## [What you should do]
Search the material below for the word "руководство" and copy every line in which it occurs.

## [Provided entries]
* Start *

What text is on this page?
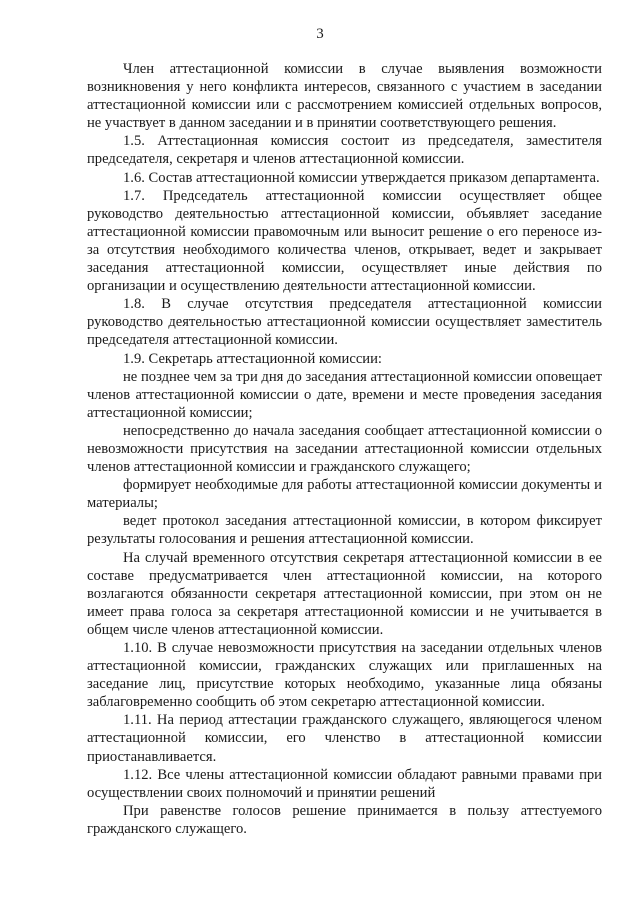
3

Член аттестационной комиссии в случае выявления возможности возникновения у него конфликта интересов, связанного с участием в заседании аттестационной комиссии или с рассмотрением комиссией отдельных вопросов, не участвует в данном заседании и в принятии соответствующего решения.

1.5. Аттестационная комиссия состоит из председателя, заместителя председателя, секретаря и членов аттестационной комиссии.

1.6. Состав аттестационной комиссии утверждается приказом департамента.

1.7. Председатель аттестационной комиссии осуществляет общее руководство деятельностью аттестационной комиссии, объявляет заседание аттестационной комиссии правомочным или выносит решение о его переносе из-за отсутствия необходимого количества членов, открывает, ведет и закрывает заседания аттестационной комиссии, осуществляет иные действия по организации и осуществлению деятельности аттестационной комиссии.

1.8. В случае отсутствия председателя аттестационной комиссии руководство деятельностью аттестационной комиссии осуществляет заместитель председателя аттестационной комиссии.

1.9. Секретарь аттестационной комиссии:

не позднее чем за три дня до заседания аттестационной комиссии оповещает членов аттестационной комиссии о дате, времени и месте проведения заседания аттестационной комиссии;

непосредственно до начала заседания сообщает аттестационной комиссии о невозможности присутствия на заседании аттестационной комиссии отдельных членов аттестационной комиссии и гражданского служащего;

формирует необходимые для работы аттестационной комиссии документы и материалы;

ведет протокол заседания аттестационной комиссии, в котором фиксирует результаты голосования и решения аттестационной комиссии.

На случай временного отсутствия секретаря аттестационной комиссии в ее составе предусматривается член аттестационной комиссии, на которого возлагаются обязанности секретаря аттестационной комиссии, при этом он не имеет права голоса за секретаря аттестационной комиссии и не учитывается в общем числе членов аттестационной комиссии.

1.10. В случае невозможности присутствия на заседании отдельных членов аттестационной комиссии, гражданских служащих или приглашенных на заседание лиц, присутствие которых необходимо, указанные лица обязаны заблаговременно сообщить об этом секретарю аттестационной комиссии.

1.11. На период аттестации гражданского служащего, являющегося членом аттестационной комиссии, его членство в аттестационной комиссии приостанавливается.

1.12. Все члены аттестационной комиссии обладают равными правами при осуществлении своих полномочий и принятии решений

При равенстве голосов решение принимается в пользу аттестуемого гражданского служащего.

* End *

## [Full response]
1.7. Председатель аттестационной комиссии осуществляет общее руководство деятельностью аттестационной комиссии, объявляет заседание аттестационной комиссии правомочным или выносит решение о его переносе из-за отсутствия необходимого количества членов, открывает, ведет и закрывает заседания аттестационной комиссии, осуществляет иные действия по организации и осуществлению деятельности аттестационной комиссии.
1.8. В случае отсутствия председателя аттестационной комиссии руководство деятельностью аттестационной комиссии осуществляет заместитель председателя аттестационной комиссии.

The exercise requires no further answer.